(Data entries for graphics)
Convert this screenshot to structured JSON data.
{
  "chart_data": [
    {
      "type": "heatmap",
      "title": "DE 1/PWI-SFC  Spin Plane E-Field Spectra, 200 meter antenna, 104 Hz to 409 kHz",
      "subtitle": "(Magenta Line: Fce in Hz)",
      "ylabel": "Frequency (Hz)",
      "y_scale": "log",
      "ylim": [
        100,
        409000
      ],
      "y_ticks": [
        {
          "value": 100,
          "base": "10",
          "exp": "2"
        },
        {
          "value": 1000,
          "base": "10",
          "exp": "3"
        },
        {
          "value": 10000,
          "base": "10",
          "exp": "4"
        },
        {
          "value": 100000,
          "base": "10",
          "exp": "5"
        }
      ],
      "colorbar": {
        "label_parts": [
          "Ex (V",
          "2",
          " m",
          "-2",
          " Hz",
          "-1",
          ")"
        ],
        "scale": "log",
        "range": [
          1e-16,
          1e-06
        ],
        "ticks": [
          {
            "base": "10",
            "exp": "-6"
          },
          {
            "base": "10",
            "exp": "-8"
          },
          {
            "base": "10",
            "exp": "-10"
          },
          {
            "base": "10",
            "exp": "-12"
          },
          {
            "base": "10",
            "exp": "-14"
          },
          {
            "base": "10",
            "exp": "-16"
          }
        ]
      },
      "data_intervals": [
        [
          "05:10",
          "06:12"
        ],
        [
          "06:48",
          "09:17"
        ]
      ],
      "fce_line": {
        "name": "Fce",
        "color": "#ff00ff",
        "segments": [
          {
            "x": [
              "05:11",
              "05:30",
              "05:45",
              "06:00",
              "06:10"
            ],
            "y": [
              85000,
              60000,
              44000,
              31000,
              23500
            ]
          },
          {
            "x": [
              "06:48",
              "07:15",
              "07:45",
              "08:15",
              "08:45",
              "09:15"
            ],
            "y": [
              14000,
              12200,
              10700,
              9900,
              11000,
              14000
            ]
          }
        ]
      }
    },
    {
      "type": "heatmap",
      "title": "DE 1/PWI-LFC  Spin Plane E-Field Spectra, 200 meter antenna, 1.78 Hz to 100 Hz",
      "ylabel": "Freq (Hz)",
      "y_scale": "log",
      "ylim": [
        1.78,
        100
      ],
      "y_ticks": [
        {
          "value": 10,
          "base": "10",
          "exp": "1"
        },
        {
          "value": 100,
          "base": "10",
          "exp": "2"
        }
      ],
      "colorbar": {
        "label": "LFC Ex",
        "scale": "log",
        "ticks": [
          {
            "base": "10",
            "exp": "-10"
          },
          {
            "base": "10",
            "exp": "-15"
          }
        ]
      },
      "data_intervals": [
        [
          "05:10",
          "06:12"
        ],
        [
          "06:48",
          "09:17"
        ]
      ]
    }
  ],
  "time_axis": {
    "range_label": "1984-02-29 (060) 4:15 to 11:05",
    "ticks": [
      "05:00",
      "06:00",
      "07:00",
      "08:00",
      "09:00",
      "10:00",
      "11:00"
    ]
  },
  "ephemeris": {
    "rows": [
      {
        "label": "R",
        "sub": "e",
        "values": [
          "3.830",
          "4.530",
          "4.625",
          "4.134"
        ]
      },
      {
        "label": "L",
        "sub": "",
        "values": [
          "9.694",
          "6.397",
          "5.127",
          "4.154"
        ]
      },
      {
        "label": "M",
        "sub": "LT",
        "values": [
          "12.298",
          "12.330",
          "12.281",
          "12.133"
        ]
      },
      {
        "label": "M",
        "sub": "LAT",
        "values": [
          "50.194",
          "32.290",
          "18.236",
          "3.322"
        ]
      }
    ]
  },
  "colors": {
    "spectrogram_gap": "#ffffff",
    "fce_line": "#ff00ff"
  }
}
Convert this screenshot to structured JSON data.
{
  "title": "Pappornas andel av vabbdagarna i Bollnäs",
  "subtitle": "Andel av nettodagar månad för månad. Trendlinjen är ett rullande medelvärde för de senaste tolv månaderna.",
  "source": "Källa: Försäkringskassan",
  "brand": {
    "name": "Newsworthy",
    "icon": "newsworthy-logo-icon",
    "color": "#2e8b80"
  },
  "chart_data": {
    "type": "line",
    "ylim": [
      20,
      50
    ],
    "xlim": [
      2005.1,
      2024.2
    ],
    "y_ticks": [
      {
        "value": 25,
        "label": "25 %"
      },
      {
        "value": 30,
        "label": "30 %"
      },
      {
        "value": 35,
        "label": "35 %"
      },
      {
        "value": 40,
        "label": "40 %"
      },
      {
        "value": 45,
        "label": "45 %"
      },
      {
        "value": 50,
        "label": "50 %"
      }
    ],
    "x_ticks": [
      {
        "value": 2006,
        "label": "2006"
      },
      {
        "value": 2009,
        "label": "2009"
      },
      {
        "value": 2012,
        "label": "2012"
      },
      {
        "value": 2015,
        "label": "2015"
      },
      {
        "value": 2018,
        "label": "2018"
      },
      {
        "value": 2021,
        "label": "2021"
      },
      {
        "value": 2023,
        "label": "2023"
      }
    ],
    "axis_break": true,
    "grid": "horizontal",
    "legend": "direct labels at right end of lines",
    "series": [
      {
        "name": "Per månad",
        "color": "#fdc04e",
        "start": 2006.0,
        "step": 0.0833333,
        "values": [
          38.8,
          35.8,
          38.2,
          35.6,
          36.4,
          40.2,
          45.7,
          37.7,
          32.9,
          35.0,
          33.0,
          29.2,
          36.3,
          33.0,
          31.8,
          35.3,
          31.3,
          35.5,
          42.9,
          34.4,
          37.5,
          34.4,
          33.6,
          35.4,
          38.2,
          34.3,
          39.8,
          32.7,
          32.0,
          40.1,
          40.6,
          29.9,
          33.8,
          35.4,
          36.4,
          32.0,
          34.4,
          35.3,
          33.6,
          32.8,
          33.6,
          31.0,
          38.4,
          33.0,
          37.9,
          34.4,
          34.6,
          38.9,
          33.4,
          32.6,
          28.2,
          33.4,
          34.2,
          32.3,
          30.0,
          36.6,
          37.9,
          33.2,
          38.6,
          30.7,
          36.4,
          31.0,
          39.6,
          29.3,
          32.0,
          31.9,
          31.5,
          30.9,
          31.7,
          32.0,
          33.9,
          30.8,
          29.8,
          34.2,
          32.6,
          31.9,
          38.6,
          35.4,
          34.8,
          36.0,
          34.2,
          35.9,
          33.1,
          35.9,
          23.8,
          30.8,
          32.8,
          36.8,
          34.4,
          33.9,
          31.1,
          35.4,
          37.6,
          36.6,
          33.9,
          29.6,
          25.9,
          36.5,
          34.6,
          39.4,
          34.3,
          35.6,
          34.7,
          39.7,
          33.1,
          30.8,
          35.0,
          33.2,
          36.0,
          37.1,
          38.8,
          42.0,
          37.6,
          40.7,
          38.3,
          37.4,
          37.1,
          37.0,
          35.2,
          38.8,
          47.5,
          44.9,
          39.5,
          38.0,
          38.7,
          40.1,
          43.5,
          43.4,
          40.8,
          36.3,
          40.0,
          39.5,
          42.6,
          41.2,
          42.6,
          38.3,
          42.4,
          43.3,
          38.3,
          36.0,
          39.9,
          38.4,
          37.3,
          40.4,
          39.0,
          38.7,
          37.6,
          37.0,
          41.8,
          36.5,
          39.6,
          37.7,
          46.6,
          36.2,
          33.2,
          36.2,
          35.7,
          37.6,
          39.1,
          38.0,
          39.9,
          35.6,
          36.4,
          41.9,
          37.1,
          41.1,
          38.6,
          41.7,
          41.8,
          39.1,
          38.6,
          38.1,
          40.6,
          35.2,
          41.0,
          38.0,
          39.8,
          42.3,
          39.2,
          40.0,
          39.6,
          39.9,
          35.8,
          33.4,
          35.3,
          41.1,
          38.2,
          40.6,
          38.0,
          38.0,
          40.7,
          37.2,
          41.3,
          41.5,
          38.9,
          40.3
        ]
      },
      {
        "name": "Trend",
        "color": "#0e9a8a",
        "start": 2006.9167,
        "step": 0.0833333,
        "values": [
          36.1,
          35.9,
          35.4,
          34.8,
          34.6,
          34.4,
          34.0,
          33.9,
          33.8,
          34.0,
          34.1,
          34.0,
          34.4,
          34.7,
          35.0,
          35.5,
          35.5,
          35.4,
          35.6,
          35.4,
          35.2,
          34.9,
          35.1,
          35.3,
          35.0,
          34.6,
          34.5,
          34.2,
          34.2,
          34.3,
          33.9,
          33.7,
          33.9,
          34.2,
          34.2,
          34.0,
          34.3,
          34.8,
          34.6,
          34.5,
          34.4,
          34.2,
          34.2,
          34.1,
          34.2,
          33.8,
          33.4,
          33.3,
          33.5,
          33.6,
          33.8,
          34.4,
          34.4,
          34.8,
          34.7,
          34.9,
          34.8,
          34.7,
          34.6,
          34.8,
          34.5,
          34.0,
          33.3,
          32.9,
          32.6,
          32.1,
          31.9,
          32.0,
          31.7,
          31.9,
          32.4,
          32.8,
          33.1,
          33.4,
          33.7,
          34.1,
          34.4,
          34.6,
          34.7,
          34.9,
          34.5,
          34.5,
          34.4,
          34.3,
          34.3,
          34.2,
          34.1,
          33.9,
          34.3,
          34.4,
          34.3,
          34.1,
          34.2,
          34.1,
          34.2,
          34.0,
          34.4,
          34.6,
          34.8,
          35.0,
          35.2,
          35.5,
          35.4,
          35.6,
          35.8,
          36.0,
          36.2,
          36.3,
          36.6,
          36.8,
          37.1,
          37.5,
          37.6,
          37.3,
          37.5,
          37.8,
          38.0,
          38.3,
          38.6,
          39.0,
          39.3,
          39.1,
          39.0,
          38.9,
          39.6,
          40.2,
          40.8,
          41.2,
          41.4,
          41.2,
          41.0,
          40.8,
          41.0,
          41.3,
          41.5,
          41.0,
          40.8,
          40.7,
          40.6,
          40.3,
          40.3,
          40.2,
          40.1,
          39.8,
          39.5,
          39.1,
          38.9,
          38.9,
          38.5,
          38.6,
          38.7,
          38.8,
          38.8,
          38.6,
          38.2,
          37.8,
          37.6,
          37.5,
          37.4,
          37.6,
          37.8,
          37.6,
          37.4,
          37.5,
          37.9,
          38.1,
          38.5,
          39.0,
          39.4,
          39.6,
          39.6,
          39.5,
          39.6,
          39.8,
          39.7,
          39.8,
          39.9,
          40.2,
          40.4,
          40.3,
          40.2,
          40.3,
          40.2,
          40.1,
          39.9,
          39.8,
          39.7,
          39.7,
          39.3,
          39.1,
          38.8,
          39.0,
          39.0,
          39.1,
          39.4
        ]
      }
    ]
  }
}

TASK: Search the data above for the string "meter" and return every line that has it.

WRITTEN ANSWER:
      "title": "DE 1/PWI-SFC  Spin Plane E-Field Spectra, 200 meter antenna, 104 Hz to 409 kHz",
      "title": "DE 1/PWI-LFC  Spin Plane E-Field Spectra, 200 meter antenna, 1.78 Hz to 100 Hz",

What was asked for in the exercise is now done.